● **Actions to take**:
• a. Condense the paragraph of the Jackson Hole article that begins "The Federal Reserve’s dismal track record" into a shorter version that keeps its main facts.
• b. From the Jackson Hole article below, reproduce verbatim the text between "While little consensus" and "stable economic growth.", inclusive.

● **Document section**:
Challenging the Fed in Jackson Hole

Economics, Economics Regulatory Policy, Finance

As the stock market waited anxiously through the Federal Reserve’s Jackson Hole Summit this weekend for clues to future monetary actions, another conference was held just miles away. The American Principles Project, a conservative non-profit, hosted the conference, and participants and speakers did not hide their worry over how the Fed’s unprecedented actions will harm future economic prosperity.

Steve Lonegan, the director of monetary policy for APP, said he was motivated to host the alternative conference because monetary policy has been relegated from its previous status as a political issue. In the 19th and early 20th centuries, entire campaigns were centered on monetary policy. (Remember William Jennings Bryan from your high school U.S. History class?) Now, there is little difference between the positions of Democrats and Republicans on the topic.

One of the reasons for this decline is that politicians from both parties do not want a sound money system where the dollar is backed by more than the full faith and credit of the U.S. government, as this is all that is behind the current fiat regime. Sound money places constraints on increased government spending, which has unfortunately been a bipartisan priority over the past decades. Policymakers would rather cast monetary policy as something that is too difficult for average Americans to comprehend—even as they publicly debate far more complex topics such as nuclear centrifuges and climate change science. 

While little consensus was reached over the future of monetary policy—the benefits of everything from a return to the gold standard, to inflation targeting, to crypto currencies such as Bitcoin were all discussed—what was made clear in Jackson Hole is that America needs a rules-based monetary policy that takes away discretion from policymakers. This would set the stage for prolonged, stable economic growth.

The Federal Reserve’s dismal track record extends far beyond the recent recession. The dollar's purchasing power has declined by over 80 percent since the early 1970s. Additionally, Carnegie Mellon University professor Allan Meltzer has shown that over the first 100 years of Federal Reserve history, the United States enjoyed both price stability and the absence of banking crises in only about a quarter of those years.

Even when Fed history since the end of World War II (which excludes the Great Depression) is compared to the pre-Fed era, the earlier system wins in terms of price stability and lower depth of recessions.

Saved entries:
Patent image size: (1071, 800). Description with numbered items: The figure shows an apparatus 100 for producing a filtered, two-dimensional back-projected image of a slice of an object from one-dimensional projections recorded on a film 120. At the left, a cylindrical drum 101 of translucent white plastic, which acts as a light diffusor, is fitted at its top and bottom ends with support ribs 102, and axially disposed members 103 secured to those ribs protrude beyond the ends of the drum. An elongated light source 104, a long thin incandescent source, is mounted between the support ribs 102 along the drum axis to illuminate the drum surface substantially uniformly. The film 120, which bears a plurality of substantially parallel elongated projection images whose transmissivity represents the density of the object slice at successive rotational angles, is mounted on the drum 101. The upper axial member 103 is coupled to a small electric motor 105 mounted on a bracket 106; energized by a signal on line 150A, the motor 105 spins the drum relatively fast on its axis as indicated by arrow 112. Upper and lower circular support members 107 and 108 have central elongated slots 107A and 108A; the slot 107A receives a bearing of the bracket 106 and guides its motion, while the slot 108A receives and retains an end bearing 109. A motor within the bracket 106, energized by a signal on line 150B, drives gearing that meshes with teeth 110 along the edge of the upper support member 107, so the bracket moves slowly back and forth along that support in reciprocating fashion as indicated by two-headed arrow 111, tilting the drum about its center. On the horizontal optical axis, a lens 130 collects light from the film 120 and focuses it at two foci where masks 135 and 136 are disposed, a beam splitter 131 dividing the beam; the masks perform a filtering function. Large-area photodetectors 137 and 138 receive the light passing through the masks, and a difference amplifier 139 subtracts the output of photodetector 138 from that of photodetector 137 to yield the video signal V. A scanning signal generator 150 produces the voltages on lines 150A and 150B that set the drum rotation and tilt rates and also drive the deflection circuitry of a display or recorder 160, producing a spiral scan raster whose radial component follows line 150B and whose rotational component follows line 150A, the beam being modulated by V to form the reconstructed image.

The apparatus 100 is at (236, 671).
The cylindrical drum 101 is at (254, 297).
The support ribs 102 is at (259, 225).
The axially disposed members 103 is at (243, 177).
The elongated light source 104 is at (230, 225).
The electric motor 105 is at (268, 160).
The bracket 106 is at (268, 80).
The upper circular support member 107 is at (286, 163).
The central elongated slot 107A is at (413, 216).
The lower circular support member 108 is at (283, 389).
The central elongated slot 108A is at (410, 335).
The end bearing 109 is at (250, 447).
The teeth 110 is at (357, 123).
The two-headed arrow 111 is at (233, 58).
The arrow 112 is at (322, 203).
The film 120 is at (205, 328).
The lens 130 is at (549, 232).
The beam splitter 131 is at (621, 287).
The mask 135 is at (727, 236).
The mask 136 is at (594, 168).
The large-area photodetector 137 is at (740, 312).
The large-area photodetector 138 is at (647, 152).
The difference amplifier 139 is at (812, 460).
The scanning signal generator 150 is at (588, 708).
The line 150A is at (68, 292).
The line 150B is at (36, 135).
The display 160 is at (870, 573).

● **Responses by task**:
• a. The Federal Reserve's poor record goes well beyond the recent recession. Since the early 1970s, the dollar has lost over 80 percent of its purchasing power. Carnegie Mellon University professor Allan Meltzer has also shown that during the Fed's first 100 years, the United States had both price stability and no banking crises in only about a quarter of those years.

• b.
While little consensus was reached over the future of monetary policy—the benefits of everything from a return to the gold standard, to inflation targeting, to crypto currencies such as Bitcoin were all discussed—what was made clear in Jackson Hole is that America needs a rules-based monetary policy that takes away discretion from policymakers. This would set the stage for prolonged, stable economic growth.